**Written instruction**
Write out the entire listing below exactly as it appears, minus any pictures.

**Data shown**
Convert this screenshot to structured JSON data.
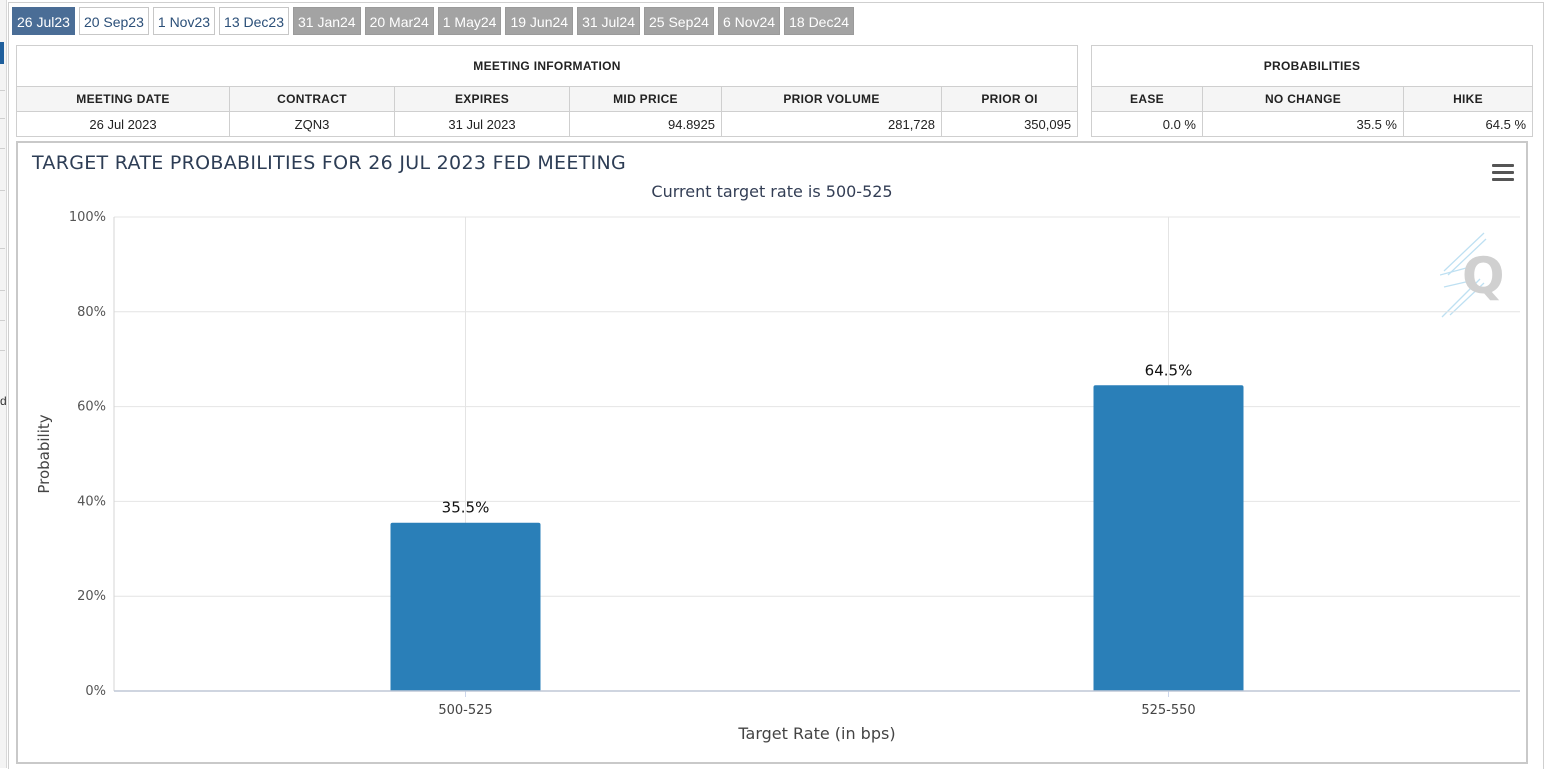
{
  "left_edge_char": "d",
  "tabs": [
    {
      "label": "26 Jul23",
      "state": "active"
    },
    {
      "label": "20 Sep23",
      "state": "light"
    },
    {
      "label": "1 Nov23",
      "state": "light"
    },
    {
      "label": "13 Dec23",
      "state": "light"
    },
    {
      "label": "31 Jan24",
      "state": "dark"
    },
    {
      "label": "20 Mar24",
      "state": "dark"
    },
    {
      "label": "1 May24",
      "state": "dark"
    },
    {
      "label": "19 Jun24",
      "state": "dark"
    },
    {
      "label": "31 Jul24",
      "state": "dark"
    },
    {
      "label": "25 Sep24",
      "state": "dark"
    },
    {
      "label": "6 Nov24",
      "state": "dark"
    },
    {
      "label": "18 Dec24",
      "state": "dark"
    }
  ],
  "meeting_info": {
    "title": "MEETING INFORMATION",
    "headers": [
      "MEETING DATE",
      "CONTRACT",
      "EXPIRES",
      "MID PRICE",
      "PRIOR VOLUME",
      "PRIOR OI"
    ],
    "values": [
      "26 Jul 2023",
      "ZQN3",
      "31 Jul 2023",
      "94.8925",
      "281,728",
      "350,095"
    ]
  },
  "probabilities": {
    "title": "PROBABILITIES",
    "headers": [
      "EASE",
      "NO CHANGE",
      "HIKE"
    ],
    "values": [
      "0.0 %",
      "35.5 %",
      "64.5 %"
    ]
  },
  "chart": {
    "title": "TARGET RATE PROBABILITIES FOR 26 JUL 2023 FED MEETING",
    "subtitle": "Current target rate is 500-525",
    "menu_icon": "hamburger-menu-icon",
    "watermark": "Q"
  },
  "colors": {
    "bar": "#2a7fb8",
    "active_tab": "#4a6d96",
    "inactive_tab": "#a3a3a3",
    "title_text": "#2d3d55"
  },
  "chart_data": {
    "type": "bar",
    "categories": [
      "500-525",
      "525-550"
    ],
    "values": [
      35.5,
      64.5
    ],
    "data_labels": [
      "35.5%",
      "64.5%"
    ],
    "xlabel": "Target Rate (in bps)",
    "ylabel": "Probability",
    "ylim": [
      0,
      100
    ],
    "yticks": [
      0,
      20,
      40,
      60,
      80,
      100
    ],
    "ytick_labels": [
      "0%",
      "20%",
      "40%",
      "60%",
      "80%",
      "100%"
    ],
    "grid": true,
    "legend": "none"
  }
}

**The response**
Convert this screenshot to structured JSON data.
{
  "left_edge_char": "d",
  "tabs": [
    {
      "label": "26 Jul23",
      "state": "active"
    },
    {
      "label": "20 Sep23",
      "state": "light"
    },
    {
      "label": "1 Nov23",
      "state": "light"
    },
    {
      "label": "13 Dec23",
      "state": "light"
    },
    {
      "label": "31 Jan24",
      "state": "dark"
    },
    {
      "label": "20 Mar24",
      "state": "dark"
    },
    {
      "label": "1 May24",
      "state": "dark"
    },
    {
      "label": "19 Jun24",
      "state": "dark"
    },
    {
      "label": "31 Jul24",
      "state": "dark"
    },
    {
      "label": "25 Sep24",
      "state": "dark"
    },
    {
      "label": "6 Nov24",
      "state": "dark"
    },
    {
      "label": "18 Dec24",
      "state": "dark"
    }
  ],
  "meeting_info": {
    "title": "MEETING INFORMATION",
    "headers": [
      "MEETING DATE",
      "CONTRACT",
      "EXPIRES",
      "MID PRICE",
      "PRIOR VOLUME",
      "PRIOR OI"
    ],
    "values": [
      "26 Jul 2023",
      "ZQN3",
      "31 Jul 2023",
      "94.8925",
      "281,728",
      "350,095"
    ]
  },
  "probabilities": {
    "title": "PROBABILITIES",
    "headers": [
      "EASE",
      "NO CHANGE",
      "HIKE"
    ],
    "values": [
      "0.0 %",
      "35.5 %",
      "64.5 %"
    ]
  },
  "chart": {
    "title": "TARGET RATE PROBABILITIES FOR 26 JUL 2023 FED MEETING",
    "subtitle": "Current target rate is 500-525",
    "menu_icon": "hamburger-menu-icon",
    "watermark": "Q"
  },
  "colors": {
    "bar": "#2a7fb8",
    "active_tab": "#4a6d96",
    "inactive_tab": "#a3a3a3",
    "title_text": "#2d3d55"
  },
  "chart_data": {
    "type": "bar",
    "categories": [
      "500-525",
      "525-550"
    ],
    "values": [
      35.5,
      64.5
    ],
    "data_labels": [
      "35.5%",
      "64.5%"
    ],
    "xlabel": "Target Rate (in bps)",
    "ylabel": "Probability",
    "ylim": [
      0,
      100
    ],
    "yticks": [
      0,
      20,
      40,
      60,
      80,
      100
    ],
    "ytick_labels": [
      "0%",
      "20%",
      "40%",
      "60%",
      "80%",
      "100%"
    ],
    "grid": true,
    "legend": "none"
  }
}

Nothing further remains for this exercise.